┌─ SUPPLIED RECORDS
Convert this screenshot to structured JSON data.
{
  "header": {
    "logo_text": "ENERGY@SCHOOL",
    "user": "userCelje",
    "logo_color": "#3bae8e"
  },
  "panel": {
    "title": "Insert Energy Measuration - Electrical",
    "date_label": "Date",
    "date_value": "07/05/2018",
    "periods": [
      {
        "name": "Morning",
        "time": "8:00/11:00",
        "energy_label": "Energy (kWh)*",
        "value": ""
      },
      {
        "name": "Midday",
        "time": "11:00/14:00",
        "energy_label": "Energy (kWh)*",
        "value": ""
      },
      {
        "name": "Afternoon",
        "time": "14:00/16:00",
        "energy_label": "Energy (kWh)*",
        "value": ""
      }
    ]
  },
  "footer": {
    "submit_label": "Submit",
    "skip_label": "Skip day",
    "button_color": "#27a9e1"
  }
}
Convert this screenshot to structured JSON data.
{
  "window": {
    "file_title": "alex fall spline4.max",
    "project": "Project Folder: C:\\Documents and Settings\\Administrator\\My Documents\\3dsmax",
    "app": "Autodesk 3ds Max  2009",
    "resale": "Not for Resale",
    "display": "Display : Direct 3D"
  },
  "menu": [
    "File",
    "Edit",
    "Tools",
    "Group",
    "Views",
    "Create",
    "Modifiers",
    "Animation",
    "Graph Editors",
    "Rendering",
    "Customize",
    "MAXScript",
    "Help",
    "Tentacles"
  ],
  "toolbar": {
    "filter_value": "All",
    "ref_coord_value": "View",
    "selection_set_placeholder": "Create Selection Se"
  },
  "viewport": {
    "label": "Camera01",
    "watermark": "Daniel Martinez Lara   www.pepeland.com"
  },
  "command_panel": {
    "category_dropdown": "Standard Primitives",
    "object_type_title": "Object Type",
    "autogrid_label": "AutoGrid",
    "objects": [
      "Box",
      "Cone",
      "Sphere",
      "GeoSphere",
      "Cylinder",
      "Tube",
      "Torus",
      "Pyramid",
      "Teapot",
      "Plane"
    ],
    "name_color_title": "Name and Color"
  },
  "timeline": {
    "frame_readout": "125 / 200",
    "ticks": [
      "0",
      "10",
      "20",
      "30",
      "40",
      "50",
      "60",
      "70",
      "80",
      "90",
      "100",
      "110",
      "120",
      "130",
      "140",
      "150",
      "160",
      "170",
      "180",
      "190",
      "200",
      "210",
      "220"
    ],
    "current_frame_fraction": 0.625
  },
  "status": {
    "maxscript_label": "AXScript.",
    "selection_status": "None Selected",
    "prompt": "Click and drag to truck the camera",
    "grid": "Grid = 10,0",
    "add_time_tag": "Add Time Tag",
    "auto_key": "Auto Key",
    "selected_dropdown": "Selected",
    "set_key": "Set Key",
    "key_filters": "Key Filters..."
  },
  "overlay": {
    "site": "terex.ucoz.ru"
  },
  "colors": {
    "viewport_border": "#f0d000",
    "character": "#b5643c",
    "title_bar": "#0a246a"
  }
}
└─
● **WHAT YOU ARE ASKED TO DO**: Write out every record shown above, word for word.

● **TASK OUTPUT**:
Convert this screenshot to structured JSON data.
{
  "header": {
    "logo_text": "ENERGY@SCHOOL",
    "user": "userCelje",
    "logo_color": "#3bae8e"
  },
  "panel": {
    "title": "Insert Energy Measuration - Electrical",
    "date_label": "Date",
    "date_value": "07/05/2018",
    "periods": [
      {
        "name": "Morning",
        "time": "8:00/11:00",
        "energy_label": "Energy (kWh)*",
        "value": ""
      },
      {
        "name": "Midday",
        "time": "11:00/14:00",
        "energy_label": "Energy (kWh)*",
        "value": ""
      },
      {
        "name": "Afternoon",
        "time": "14:00/16:00",
        "energy_label": "Energy (kWh)*",
        "value": ""
      }
    ]
  },
  "footer": {
    "submit_label": "Submit",
    "skip_label": "Skip day",
    "button_color": "#27a9e1"
  }
}
Convert this screenshot to structured JSON data.
{
  "window": {
    "file_title": "alex fall spline4.max",
    "project": "Project Folder: C:\\Documents and Settings\\Administrator\\My Documents\\3dsmax",
    "app": "Autodesk 3ds Max  2009",
    "resale": "Not for Resale",
    "display": "Display : Direct 3D"
  },
  "menu": [
    "File",
    "Edit",
    "Tools",
    "Group",
    "Views",
    "Create",
    "Modifiers",
    "Animation",
    "Graph Editors",
    "Rendering",
    "Customize",
    "MAXScript",
    "Help",
    "Tentacles"
  ],
  "toolbar": {
    "filter_value": "All",
    "ref_coord_value": "View",
    "selection_set_placeholder": "Create Selection Se"
  },
  "viewport": {
    "label": "Camera01",
    "watermark": "Daniel Martinez Lara   www.pepeland.com"
  },
  "command_panel": {
    "category_dropdown": "Standard Primitives",
    "object_type_title": "Object Type",
    "autogrid_label": "AutoGrid",
    "objects": [
      "Box",
      "Cone",
      "Sphere",
      "GeoSphere",
      "Cylinder",
      "Tube",
      "Torus",
      "Pyramid",
      "Teapot",
      "Plane"
    ],
    "name_color_title": "Name and Color"
  },
  "timeline": {
    "frame_readout": "125 / 200",
    "ticks": [
      "0",
      "10",
      "20",
      "30",
      "40",
      "50",
      "60",
      "70",
      "80",
      "90",
      "100",
      "110",
      "120",
      "130",
      "140",
      "150",
      "160",
      "170",
      "180",
      "190",
      "200",
      "210",
      "220"
    ],
    "current_frame_fraction": 0.625
  },
  "status": {
    "maxscript_label": "AXScript.",
    "selection_status": "None Selected",
    "prompt": "Click and drag to truck the camera",
    "grid": "Grid = 10,0",
    "add_time_tag": "Add Time Tag",
    "auto_key": "Auto Key",
    "selected_dropdown": "Selected",
    "set_key": "Set Key",
    "key_filters": "Key Filters..."
  },
  "overlay": {
    "site": "terex.ucoz.ru"
  },
  "colors": {
    "viewport_border": "#f0d000",
    "character": "#b5643c",
    "title_bar": "#0a246a"
  }
}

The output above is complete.